- **Provided records**
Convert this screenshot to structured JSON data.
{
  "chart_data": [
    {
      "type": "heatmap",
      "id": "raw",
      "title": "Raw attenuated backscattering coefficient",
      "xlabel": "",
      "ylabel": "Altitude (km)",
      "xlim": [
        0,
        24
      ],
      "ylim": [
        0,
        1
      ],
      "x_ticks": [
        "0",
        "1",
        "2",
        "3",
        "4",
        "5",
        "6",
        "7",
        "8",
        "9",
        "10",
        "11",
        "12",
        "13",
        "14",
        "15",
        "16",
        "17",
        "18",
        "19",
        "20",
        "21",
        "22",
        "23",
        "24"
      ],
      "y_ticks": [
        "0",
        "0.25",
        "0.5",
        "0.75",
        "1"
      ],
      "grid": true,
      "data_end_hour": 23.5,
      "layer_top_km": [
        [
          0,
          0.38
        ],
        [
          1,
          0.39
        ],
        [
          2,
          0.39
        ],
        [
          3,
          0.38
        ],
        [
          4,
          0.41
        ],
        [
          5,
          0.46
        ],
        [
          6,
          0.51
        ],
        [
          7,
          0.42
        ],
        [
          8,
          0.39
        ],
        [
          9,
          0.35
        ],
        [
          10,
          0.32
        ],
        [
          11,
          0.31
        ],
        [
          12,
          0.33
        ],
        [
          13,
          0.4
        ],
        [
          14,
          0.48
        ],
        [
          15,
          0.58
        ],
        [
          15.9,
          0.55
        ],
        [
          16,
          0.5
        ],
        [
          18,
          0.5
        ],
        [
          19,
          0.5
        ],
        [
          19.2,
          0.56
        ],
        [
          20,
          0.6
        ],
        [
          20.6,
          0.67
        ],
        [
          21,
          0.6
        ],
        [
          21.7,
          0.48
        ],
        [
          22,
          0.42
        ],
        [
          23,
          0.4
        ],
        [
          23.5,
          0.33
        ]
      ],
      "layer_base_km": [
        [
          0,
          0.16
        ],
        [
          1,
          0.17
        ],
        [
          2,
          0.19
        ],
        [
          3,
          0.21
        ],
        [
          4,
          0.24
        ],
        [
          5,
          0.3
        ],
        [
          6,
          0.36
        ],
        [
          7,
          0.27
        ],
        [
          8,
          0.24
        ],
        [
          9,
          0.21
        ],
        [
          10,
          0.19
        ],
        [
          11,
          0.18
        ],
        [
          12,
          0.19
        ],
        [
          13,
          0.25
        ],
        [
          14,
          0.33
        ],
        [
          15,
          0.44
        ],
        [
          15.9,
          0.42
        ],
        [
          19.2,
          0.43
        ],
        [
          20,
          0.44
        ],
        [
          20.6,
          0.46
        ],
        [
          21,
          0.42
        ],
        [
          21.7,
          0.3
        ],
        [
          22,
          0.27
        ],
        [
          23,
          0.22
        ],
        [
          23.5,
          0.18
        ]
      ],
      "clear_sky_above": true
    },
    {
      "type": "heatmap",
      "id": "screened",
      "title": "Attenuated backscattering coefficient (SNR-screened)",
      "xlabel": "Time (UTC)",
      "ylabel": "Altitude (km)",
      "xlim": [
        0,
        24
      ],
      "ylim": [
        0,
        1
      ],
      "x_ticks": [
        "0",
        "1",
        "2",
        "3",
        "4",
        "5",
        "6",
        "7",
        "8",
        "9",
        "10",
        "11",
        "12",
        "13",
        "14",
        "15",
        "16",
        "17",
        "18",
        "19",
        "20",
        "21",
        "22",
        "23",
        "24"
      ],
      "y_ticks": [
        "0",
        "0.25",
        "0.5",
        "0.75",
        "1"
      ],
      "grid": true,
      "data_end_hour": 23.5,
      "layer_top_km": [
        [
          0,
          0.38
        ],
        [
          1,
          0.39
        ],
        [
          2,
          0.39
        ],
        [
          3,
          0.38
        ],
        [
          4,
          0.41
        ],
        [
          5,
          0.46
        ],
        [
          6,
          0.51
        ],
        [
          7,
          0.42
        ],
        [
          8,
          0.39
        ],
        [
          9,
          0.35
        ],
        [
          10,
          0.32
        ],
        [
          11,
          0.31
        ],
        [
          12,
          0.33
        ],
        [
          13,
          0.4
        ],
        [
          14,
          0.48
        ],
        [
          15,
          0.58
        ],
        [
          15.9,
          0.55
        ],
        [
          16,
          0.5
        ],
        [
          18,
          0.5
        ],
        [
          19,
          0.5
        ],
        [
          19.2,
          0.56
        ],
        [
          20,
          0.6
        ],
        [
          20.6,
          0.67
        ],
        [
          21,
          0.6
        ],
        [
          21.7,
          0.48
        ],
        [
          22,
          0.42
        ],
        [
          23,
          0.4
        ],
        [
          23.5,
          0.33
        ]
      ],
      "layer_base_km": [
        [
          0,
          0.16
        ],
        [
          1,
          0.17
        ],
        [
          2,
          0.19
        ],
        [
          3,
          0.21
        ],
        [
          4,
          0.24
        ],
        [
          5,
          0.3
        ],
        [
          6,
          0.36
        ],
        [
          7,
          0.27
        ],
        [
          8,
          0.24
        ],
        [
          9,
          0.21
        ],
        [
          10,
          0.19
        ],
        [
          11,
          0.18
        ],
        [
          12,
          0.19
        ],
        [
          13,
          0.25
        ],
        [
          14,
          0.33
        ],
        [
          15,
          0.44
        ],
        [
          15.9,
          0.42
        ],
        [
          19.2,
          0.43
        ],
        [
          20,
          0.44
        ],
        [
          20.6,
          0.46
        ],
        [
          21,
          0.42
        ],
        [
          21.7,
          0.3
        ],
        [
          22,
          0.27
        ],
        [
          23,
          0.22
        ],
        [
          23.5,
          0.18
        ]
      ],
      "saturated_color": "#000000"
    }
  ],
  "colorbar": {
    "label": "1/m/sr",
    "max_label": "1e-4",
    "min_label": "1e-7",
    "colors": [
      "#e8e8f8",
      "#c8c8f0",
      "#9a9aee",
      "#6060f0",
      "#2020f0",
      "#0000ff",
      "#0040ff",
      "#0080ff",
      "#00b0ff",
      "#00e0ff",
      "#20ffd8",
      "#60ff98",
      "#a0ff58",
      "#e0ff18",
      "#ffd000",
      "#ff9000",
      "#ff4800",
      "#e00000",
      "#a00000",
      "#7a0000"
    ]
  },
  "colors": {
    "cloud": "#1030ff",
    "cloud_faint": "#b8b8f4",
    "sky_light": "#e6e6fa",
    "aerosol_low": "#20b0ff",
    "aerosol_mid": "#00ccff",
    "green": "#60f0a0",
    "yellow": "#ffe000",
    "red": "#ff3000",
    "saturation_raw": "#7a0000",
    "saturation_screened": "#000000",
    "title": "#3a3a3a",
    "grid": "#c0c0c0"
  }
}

- **Problem description**
Go through the entries and repeat each one exactly.

- **The reply**
Convert this screenshot to structured JSON data.
{
  "chart_data": [
    {
      "type": "heatmap",
      "id": "raw",
      "title": "Raw attenuated backscattering coefficient",
      "xlabel": "",
      "ylabel": "Altitude (km)",
      "xlim": [
        0,
        24
      ],
      "ylim": [
        0,
        1
      ],
      "x_ticks": [
        "0",
        "1",
        "2",
        "3",
        "4",
        "5",
        "6",
        "7",
        "8",
        "9",
        "10",
        "11",
        "12",
        "13",
        "14",
        "15",
        "16",
        "17",
        "18",
        "19",
        "20",
        "21",
        "22",
        "23",
        "24"
      ],
      "y_ticks": [
        "0",
        "0.25",
        "0.5",
        "0.75",
        "1"
      ],
      "grid": true,
      "data_end_hour": 23.5,
      "layer_top_km": [
        [
          0,
          0.38
        ],
        [
          1,
          0.39
        ],
        [
          2,
          0.39
        ],
        [
          3,
          0.38
        ],
        [
          4,
          0.41
        ],
        [
          5,
          0.46
        ],
        [
          6,
          0.51
        ],
        [
          7,
          0.42
        ],
        [
          8,
          0.39
        ],
        [
          9,
          0.35
        ],
        [
          10,
          0.32
        ],
        [
          11,
          0.31
        ],
        [
          12,
          0.33
        ],
        [
          13,
          0.4
        ],
        [
          14,
          0.48
        ],
        [
          15,
          0.58
        ],
        [
          15.9,
          0.55
        ],
        [
          16,
          0.5
        ],
        [
          18,
          0.5
        ],
        [
          19,
          0.5
        ],
        [
          19.2,
          0.56
        ],
        [
          20,
          0.6
        ],
        [
          20.6,
          0.67
        ],
        [
          21,
          0.6
        ],
        [
          21.7,
          0.48
        ],
        [
          22,
          0.42
        ],
        [
          23,
          0.4
        ],
        [
          23.5,
          0.33
        ]
      ],
      "layer_base_km": [
        [
          0,
          0.16
        ],
        [
          1,
          0.17
        ],
        [
          2,
          0.19
        ],
        [
          3,
          0.21
        ],
        [
          4,
          0.24
        ],
        [
          5,
          0.3
        ],
        [
          6,
          0.36
        ],
        [
          7,
          0.27
        ],
        [
          8,
          0.24
        ],
        [
          9,
          0.21
        ],
        [
          10,
          0.19
        ],
        [
          11,
          0.18
        ],
        [
          12,
          0.19
        ],
        [
          13,
          0.25
        ],
        [
          14,
          0.33
        ],
        [
          15,
          0.44
        ],
        [
          15.9,
          0.42
        ],
        [
          19.2,
          0.43
        ],
        [
          20,
          0.44
        ],
        [
          20.6,
          0.46
        ],
        [
          21,
          0.42
        ],
        [
          21.7,
          0.3
        ],
        [
          22,
          0.27
        ],
        [
          23,
          0.22
        ],
        [
          23.5,
          0.18
        ]
      ],
      "clear_sky_above": true
    },
    {
      "type": "heatmap",
      "id": "screened",
      "title": "Attenuated backscattering coefficient (SNR-screened)",
      "xlabel": "Time (UTC)",
      "ylabel": "Altitude (km)",
      "xlim": [
        0,
        24
      ],
      "ylim": [
        0,
        1
      ],
      "x_ticks": [
        "0",
        "1",
        "2",
        "3",
        "4",
        "5",
        "6",
        "7",
        "8",
        "9",
        "10",
        "11",
        "12",
        "13",
        "14",
        "15",
        "16",
        "17",
        "18",
        "19",
        "20",
        "21",
        "22",
        "23",
        "24"
      ],
      "y_ticks": [
        "0",
        "0.25",
        "0.5",
        "0.75",
        "1"
      ],
      "grid": true,
      "data_end_hour": 23.5,
      "layer_top_km": [
        [
          0,
          0.38
        ],
        [
          1,
          0.39
        ],
        [
          2,
          0.39
        ],
        [
          3,
          0.38
        ],
        [
          4,
          0.41
        ],
        [
          5,
          0.46
        ],
        [
          6,
          0.51
        ],
        [
          7,
          0.42
        ],
        [
          8,
          0.39
        ],
        [
          9,
          0.35
        ],
        [
          10,
          0.32
        ],
        [
          11,
          0.31
        ],
        [
          12,
          0.33
        ],
        [
          13,
          0.4
        ],
        [
          14,
          0.48
        ],
        [
          15,
          0.58
        ],
        [
          15.9,
          0.55
        ],
        [
          16,
          0.5
        ],
        [
          18,
          0.5
        ],
        [
          19,
          0.5
        ],
        [
          19.2,
          0.56
        ],
        [
          20,
          0.6
        ],
        [
          20.6,
          0.67
        ],
        [
          21,
          0.6
        ],
        [
          21.7,
          0.48
        ],
        [
          22,
          0.42
        ],
        [
          23,
          0.4
        ],
        [
          23.5,
          0.33
        ]
      ],
      "layer_base_km": [
        [
          0,
          0.16
        ],
        [
          1,
          0.17
        ],
        [
          2,
          0.19
        ],
        [
          3,
          0.21
        ],
        [
          4,
          0.24
        ],
        [
          5,
          0.3
        ],
        [
          6,
          0.36
        ],
        [
          7,
          0.27
        ],
        [
          8,
          0.24
        ],
        [
          9,
          0.21
        ],
        [
          10,
          0.19
        ],
        [
          11,
          0.18
        ],
        [
          12,
          0.19
        ],
        [
          13,
          0.25
        ],
        [
          14,
          0.33
        ],
        [
          15,
          0.44
        ],
        [
          15.9,
          0.42
        ],
        [
          19.2,
          0.43
        ],
        [
          20,
          0.44
        ],
        [
          20.6,
          0.46
        ],
        [
          21,
          0.42
        ],
        [
          21.7,
          0.3
        ],
        [
          22,
          0.27
        ],
        [
          23,
          0.22
        ],
        [
          23.5,
          0.18
        ]
      ],
      "saturated_color": "#000000"
    }
  ],
  "colorbar": {
    "label": "1/m/sr",
    "max_label": "1e-4",
    "min_label": "1e-7",
    "colors": [
      "#e8e8f8",
      "#c8c8f0",
      "#9a9aee",
      "#6060f0",
      "#2020f0",
      "#0000ff",
      "#0040ff",
      "#0080ff",
      "#00b0ff",
      "#00e0ff",
      "#20ffd8",
      "#60ff98",
      "#a0ff58",
      "#e0ff18",
      "#ffd000",
      "#ff9000",
      "#ff4800",
      "#e00000",
      "#a00000",
      "#7a0000"
    ]
  },
  "colors": {
    "cloud": "#1030ff",
    "cloud_faint": "#b8b8f4",
    "sky_light": "#e6e6fa",
    "aerosol_low": "#20b0ff",
    "aerosol_mid": "#00ccff",
    "green": "#60f0a0",
    "yellow": "#ffe000",
    "red": "#ff3000",
    "saturation_raw": "#7a0000",
    "saturation_screened": "#000000",
    "title": "#3a3a3a",
    "grid": "#c0c0c0"
  }
}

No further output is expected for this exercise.